[DATA IN THIS EXERCISE]
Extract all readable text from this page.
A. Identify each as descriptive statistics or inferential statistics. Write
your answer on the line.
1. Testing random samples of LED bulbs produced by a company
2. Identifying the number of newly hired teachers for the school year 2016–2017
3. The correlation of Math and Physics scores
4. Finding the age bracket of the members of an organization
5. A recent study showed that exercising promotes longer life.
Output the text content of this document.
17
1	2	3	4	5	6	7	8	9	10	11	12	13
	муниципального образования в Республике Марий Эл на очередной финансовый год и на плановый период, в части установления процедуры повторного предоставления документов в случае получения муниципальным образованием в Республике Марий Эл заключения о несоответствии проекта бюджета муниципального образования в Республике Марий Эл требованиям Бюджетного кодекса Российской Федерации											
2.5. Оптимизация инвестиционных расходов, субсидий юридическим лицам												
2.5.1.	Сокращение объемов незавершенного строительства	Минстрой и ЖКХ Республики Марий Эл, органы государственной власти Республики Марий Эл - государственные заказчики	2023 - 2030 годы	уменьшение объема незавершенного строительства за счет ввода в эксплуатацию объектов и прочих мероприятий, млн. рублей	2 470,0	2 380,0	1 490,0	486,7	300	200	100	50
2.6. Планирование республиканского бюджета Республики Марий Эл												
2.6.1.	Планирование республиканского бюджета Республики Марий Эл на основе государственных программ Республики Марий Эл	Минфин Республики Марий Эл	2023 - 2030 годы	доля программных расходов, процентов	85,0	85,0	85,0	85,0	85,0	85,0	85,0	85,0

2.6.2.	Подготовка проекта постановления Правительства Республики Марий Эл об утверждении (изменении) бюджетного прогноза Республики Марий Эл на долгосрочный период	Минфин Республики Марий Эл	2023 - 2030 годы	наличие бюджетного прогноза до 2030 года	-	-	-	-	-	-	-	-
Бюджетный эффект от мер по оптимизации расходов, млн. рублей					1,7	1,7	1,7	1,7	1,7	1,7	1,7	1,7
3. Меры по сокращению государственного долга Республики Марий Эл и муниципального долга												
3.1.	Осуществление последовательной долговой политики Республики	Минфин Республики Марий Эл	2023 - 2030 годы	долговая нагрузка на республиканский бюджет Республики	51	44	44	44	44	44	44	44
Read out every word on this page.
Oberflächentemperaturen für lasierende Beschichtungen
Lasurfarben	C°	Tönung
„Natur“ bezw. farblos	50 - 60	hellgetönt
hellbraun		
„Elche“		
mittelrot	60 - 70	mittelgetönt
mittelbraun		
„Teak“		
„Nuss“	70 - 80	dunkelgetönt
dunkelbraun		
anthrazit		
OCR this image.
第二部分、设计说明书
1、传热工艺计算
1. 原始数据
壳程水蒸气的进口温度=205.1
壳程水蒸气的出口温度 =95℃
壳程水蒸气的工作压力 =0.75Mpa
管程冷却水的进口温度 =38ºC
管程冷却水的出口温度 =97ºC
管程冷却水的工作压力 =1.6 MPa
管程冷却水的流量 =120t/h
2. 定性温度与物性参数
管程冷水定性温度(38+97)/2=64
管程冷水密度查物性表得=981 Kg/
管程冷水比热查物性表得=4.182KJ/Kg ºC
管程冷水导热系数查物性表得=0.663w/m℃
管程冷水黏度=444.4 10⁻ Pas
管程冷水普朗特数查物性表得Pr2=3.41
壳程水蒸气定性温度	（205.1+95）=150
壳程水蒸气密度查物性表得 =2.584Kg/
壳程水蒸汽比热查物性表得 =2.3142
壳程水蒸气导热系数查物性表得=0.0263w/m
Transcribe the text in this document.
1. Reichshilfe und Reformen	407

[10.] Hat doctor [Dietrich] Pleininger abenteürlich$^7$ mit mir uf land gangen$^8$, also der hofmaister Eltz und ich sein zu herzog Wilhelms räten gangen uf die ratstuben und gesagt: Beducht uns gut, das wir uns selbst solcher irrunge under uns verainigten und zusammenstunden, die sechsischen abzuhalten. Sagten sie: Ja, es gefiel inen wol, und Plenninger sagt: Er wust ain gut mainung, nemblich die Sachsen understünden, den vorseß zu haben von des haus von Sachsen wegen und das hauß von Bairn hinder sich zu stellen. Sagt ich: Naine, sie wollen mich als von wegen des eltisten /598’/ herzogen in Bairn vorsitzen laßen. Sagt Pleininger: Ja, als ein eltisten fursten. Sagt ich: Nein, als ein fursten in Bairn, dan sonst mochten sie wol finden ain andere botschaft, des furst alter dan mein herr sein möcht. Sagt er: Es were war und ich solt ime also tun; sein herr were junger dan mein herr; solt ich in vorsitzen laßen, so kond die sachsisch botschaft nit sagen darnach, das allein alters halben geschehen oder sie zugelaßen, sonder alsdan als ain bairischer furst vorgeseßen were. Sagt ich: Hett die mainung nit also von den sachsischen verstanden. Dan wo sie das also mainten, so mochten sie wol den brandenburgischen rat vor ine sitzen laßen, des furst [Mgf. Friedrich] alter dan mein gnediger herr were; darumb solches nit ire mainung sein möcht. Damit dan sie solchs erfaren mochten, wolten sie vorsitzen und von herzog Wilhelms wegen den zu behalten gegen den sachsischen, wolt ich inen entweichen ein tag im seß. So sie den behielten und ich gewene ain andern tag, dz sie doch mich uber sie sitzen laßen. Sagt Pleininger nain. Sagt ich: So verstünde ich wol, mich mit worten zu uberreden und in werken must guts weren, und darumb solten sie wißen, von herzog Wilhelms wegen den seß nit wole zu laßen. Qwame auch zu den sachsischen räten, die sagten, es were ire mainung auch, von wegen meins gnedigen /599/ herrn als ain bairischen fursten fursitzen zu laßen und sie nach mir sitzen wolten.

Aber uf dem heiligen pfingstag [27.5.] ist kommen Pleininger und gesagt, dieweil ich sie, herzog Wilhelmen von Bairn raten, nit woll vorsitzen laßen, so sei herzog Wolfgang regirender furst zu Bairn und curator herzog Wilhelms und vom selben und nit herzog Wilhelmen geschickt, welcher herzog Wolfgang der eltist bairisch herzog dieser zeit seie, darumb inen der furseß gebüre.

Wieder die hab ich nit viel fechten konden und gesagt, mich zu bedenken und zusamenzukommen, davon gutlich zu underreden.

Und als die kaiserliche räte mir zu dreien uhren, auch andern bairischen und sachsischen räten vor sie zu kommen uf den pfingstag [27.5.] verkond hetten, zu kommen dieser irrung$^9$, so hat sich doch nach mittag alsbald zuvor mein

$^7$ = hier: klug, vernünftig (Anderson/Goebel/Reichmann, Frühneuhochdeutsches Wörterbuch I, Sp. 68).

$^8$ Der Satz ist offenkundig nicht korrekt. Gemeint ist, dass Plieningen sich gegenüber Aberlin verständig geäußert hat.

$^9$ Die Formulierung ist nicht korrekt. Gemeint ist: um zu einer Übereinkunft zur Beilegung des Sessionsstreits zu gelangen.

[DIRECTIVE] Identify each line in the entries with the word "проекта" and copy it.

[EXERCISE SOLUTION]
	муниципального образования в Республике Марий Эл на очередной финансовый год и на плановый период, в части установления процедуры повторного предоставления документов в случае получения муниципальным образованием в Республике Марий Эл заключения о несоответствии проекта бюджета муниципального образования в Республике Марий Эл требованиям Бюджетного кодекса Российской Федерации											
2.6.2.	Подготовка проекта постановления Правительства Республики Марий Эл об утверждении (изменении) бюджетного прогноза Республики Марий Эл на долгосрочный период	Минфин Республики Марий Эл	2023 - 2030 годы	наличие бюджетного прогноза до 2030 года	-	-	-	-	-	-	-	-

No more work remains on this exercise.